Task material:
[start]

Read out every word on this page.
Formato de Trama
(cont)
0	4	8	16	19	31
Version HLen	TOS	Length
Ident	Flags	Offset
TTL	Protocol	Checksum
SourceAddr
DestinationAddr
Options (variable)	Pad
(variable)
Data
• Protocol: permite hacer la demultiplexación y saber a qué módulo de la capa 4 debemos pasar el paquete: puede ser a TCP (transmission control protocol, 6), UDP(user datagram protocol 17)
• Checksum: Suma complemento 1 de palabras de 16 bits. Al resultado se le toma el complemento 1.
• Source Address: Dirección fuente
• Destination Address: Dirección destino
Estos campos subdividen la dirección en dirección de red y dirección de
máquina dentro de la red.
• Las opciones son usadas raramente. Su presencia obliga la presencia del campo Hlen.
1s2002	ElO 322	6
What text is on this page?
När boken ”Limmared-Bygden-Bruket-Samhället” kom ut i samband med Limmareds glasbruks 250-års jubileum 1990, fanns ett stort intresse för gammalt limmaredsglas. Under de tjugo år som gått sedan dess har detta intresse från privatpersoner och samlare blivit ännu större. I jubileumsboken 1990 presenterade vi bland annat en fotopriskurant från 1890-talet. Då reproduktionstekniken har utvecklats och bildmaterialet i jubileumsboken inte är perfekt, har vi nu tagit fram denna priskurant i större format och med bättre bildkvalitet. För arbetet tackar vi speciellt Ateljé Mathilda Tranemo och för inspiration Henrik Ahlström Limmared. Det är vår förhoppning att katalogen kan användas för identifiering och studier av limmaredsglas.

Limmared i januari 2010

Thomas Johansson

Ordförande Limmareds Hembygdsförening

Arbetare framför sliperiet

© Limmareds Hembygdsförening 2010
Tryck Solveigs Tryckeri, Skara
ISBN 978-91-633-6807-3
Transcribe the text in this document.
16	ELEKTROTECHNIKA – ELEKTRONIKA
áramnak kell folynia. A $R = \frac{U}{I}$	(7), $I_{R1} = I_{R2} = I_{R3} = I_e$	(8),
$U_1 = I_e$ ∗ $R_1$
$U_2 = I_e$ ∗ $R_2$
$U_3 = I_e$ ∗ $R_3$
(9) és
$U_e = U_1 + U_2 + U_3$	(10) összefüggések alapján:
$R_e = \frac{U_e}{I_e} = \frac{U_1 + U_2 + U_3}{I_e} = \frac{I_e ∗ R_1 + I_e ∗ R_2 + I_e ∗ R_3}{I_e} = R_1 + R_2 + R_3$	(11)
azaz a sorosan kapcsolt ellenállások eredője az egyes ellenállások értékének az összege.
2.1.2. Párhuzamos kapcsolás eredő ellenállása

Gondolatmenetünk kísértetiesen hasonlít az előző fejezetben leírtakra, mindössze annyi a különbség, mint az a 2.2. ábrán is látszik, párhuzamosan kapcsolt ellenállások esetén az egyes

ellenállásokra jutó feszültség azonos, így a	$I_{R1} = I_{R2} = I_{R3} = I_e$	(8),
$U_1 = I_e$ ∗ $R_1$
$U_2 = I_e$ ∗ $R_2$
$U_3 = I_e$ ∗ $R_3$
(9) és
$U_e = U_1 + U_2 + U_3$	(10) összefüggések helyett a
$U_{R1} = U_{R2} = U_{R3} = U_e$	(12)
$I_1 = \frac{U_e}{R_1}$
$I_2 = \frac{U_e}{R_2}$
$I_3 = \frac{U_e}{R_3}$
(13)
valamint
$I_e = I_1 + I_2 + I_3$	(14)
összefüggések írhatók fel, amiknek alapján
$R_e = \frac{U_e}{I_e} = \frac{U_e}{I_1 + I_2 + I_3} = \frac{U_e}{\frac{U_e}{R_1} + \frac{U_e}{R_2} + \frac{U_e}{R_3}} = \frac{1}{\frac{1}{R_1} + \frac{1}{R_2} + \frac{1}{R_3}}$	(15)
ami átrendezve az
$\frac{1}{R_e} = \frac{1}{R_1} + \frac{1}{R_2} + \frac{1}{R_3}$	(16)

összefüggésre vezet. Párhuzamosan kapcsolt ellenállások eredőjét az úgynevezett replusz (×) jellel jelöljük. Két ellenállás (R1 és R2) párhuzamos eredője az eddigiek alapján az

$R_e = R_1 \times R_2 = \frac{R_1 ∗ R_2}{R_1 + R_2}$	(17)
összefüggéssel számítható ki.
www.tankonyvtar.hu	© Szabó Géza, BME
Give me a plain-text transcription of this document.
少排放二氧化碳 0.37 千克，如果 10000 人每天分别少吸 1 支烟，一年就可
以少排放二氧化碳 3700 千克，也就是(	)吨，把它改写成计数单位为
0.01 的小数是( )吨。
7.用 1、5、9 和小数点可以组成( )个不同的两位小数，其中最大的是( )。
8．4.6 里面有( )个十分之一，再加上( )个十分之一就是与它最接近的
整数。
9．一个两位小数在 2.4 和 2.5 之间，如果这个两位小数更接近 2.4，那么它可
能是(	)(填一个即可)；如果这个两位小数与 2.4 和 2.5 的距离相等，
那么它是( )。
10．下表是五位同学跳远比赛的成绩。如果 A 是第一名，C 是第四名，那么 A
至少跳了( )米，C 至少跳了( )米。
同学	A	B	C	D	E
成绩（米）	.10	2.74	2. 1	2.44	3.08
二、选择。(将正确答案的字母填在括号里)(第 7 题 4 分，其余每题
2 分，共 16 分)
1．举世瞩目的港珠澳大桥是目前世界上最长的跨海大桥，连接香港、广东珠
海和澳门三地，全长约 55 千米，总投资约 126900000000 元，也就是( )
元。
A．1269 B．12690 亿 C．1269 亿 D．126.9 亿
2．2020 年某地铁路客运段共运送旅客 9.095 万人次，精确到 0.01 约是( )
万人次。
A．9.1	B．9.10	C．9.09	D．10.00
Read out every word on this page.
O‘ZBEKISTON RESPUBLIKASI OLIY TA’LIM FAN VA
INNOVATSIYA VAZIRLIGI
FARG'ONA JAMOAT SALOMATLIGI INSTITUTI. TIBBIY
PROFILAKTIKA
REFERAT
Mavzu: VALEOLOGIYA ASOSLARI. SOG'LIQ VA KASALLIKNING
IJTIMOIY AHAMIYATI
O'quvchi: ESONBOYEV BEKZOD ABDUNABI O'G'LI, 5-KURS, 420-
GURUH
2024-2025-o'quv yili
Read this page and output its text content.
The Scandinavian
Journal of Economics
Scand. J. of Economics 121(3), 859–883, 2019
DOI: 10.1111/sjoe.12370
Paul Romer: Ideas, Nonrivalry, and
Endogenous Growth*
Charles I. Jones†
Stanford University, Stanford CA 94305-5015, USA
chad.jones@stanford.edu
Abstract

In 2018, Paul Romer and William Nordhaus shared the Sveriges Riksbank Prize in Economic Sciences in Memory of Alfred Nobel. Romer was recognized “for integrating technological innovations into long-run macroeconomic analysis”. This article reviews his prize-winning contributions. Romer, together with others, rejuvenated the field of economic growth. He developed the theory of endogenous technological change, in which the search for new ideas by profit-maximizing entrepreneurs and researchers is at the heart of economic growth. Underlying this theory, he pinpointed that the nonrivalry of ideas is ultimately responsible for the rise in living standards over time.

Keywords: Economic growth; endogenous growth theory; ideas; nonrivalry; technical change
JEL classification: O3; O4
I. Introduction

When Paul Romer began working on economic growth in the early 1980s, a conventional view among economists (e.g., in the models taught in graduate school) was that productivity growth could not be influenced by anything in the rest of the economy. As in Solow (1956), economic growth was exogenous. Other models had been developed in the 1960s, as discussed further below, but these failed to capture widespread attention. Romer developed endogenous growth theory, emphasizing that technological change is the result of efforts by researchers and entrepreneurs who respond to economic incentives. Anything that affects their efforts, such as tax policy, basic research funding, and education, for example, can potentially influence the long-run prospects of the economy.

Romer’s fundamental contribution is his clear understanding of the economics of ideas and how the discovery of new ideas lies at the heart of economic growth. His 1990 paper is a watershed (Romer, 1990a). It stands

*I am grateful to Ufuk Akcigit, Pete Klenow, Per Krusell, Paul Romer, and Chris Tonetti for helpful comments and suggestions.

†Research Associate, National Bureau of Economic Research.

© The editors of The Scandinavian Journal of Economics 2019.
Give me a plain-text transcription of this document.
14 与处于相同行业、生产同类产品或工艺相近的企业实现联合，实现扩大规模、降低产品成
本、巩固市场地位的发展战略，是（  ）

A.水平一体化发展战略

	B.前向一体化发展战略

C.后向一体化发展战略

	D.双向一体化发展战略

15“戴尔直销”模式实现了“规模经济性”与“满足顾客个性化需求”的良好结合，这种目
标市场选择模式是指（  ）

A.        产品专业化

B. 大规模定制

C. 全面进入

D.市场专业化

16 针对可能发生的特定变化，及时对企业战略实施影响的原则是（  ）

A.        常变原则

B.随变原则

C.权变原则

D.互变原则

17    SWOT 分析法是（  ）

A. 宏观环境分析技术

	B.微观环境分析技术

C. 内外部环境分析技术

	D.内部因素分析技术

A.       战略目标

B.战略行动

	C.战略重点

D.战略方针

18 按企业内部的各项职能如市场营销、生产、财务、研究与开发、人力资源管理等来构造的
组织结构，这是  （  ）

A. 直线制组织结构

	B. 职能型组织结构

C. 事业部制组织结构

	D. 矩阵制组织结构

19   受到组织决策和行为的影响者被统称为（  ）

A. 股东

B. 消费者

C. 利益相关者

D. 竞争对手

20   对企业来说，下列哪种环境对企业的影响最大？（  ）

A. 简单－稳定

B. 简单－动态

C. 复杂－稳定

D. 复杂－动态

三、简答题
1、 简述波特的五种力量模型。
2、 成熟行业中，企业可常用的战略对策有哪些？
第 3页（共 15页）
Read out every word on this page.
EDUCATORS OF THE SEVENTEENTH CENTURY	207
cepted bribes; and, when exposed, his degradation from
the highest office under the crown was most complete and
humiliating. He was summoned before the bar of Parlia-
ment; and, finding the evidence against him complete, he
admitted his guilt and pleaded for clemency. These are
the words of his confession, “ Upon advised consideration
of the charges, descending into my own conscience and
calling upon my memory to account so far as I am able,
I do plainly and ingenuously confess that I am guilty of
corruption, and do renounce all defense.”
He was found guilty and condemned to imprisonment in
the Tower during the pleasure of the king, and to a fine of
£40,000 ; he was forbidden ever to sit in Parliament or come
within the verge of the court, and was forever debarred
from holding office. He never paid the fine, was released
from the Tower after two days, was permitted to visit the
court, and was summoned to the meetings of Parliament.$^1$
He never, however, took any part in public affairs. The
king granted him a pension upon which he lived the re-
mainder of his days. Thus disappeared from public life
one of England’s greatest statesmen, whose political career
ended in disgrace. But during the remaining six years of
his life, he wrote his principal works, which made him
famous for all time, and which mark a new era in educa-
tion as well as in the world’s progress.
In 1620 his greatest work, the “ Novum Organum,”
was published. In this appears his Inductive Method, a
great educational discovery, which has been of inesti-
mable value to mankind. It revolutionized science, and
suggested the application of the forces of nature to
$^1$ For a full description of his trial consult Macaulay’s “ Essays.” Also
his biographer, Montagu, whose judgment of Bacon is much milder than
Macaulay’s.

[end]

Exercise:
Set out every line from the material that contains the string "Address".

Task result:
• Source Address: Dirección fuente
• Destination Address: Dirección destino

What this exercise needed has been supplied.